### Problem details
Below are the records; collect from them each line containing the string "name".
◇ ◇ ◇
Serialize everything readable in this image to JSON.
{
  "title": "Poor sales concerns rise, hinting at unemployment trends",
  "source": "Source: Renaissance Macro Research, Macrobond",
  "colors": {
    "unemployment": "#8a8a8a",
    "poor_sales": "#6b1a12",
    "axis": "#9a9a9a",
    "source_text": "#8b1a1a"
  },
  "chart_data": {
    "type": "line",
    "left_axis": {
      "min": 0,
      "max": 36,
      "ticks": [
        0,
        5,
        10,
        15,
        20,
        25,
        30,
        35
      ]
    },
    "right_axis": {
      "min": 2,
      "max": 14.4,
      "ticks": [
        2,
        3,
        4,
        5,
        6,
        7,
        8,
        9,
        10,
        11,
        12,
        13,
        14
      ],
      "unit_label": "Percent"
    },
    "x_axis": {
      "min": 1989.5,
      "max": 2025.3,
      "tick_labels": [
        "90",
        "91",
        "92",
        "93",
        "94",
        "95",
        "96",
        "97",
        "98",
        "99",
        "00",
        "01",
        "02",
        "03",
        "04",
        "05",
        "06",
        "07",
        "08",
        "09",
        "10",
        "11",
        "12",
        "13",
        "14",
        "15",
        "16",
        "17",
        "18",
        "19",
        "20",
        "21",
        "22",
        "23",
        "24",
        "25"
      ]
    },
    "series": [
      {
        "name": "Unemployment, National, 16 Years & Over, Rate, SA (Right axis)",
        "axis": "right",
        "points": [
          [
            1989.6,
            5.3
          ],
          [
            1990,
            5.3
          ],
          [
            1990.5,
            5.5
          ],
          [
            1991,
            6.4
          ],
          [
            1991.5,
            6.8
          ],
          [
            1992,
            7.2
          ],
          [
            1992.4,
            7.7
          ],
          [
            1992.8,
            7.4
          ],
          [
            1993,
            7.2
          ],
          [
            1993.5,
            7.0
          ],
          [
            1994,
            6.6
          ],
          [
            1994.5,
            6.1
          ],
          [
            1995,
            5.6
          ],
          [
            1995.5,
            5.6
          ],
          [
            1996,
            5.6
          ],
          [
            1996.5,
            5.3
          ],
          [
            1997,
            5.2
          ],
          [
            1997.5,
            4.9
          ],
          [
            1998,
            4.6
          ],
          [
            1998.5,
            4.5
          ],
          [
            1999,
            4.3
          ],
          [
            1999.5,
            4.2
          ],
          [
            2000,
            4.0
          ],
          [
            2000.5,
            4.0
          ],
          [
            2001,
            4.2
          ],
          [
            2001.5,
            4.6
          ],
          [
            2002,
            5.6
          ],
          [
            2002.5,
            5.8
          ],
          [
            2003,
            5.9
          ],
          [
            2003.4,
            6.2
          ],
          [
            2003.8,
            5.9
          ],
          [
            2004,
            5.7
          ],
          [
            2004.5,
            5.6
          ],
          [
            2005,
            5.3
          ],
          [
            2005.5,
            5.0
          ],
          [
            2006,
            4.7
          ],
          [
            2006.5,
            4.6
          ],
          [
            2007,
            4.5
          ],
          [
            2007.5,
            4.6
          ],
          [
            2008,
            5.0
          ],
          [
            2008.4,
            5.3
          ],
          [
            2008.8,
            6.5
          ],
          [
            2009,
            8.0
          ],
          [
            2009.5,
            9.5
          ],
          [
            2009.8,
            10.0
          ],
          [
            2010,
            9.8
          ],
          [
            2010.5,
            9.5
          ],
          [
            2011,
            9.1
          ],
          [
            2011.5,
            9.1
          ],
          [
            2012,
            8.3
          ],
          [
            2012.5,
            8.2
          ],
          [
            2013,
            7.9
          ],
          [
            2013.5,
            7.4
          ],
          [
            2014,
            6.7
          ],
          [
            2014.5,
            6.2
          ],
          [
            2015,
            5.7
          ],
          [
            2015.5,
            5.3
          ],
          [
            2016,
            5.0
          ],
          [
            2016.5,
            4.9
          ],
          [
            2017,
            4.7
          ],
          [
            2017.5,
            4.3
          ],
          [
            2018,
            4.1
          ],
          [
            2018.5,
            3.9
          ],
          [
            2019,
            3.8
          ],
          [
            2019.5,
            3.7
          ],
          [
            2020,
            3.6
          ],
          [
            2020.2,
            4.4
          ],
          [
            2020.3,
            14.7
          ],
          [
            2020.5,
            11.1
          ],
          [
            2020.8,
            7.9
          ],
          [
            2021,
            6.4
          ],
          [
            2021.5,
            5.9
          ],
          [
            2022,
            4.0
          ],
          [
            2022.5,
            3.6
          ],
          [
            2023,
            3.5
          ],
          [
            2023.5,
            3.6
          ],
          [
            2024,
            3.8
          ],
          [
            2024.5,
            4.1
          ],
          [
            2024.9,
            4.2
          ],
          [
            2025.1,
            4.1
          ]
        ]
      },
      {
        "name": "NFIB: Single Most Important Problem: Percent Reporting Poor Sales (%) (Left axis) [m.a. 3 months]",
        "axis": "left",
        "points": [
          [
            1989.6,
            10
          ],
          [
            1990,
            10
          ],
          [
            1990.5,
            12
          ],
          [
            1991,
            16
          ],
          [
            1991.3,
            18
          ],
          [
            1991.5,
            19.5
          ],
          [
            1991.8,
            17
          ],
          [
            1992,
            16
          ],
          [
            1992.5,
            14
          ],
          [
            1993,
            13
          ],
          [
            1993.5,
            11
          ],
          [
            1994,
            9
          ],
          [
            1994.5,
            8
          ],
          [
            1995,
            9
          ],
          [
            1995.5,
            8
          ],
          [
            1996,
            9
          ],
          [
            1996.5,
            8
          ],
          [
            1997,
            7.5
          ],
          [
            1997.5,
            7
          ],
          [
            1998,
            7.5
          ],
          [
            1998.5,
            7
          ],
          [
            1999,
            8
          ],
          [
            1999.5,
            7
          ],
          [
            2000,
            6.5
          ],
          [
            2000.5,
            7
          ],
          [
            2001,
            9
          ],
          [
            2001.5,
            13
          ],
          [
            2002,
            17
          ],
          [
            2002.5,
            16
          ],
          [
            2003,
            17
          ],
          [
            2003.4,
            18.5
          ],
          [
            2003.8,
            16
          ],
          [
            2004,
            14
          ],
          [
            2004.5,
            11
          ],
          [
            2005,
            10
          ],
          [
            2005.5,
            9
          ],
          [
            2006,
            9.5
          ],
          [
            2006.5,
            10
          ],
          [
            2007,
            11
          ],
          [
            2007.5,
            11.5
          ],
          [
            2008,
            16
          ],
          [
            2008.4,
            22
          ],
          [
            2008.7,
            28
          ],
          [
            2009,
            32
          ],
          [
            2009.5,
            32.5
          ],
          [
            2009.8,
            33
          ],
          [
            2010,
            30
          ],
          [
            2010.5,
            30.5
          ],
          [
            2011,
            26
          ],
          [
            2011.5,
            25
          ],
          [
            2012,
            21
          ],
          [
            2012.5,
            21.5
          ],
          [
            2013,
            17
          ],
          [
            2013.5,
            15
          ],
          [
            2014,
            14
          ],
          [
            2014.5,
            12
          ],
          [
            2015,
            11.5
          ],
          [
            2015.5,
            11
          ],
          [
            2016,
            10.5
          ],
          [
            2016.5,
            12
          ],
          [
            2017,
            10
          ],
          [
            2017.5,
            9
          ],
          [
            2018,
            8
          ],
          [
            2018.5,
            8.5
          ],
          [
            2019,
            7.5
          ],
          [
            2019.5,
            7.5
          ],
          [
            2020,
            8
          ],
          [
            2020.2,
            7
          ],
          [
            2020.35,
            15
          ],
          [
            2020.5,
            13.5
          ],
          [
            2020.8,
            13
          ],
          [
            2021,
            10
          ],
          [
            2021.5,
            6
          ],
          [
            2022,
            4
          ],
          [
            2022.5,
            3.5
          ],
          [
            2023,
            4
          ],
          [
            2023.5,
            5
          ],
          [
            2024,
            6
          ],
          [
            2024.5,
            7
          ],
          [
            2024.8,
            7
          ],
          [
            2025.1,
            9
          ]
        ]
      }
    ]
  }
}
◇ ◇ ◇
### Exercise solution
        "name": "Unemployment, National, 16 Years & Over, Rate, SA (Right axis)",
        "name": "NFIB: Single Most Important Problem: Percent Reporting Poor Sales (%) (Left axis) [m.a. 3 months]",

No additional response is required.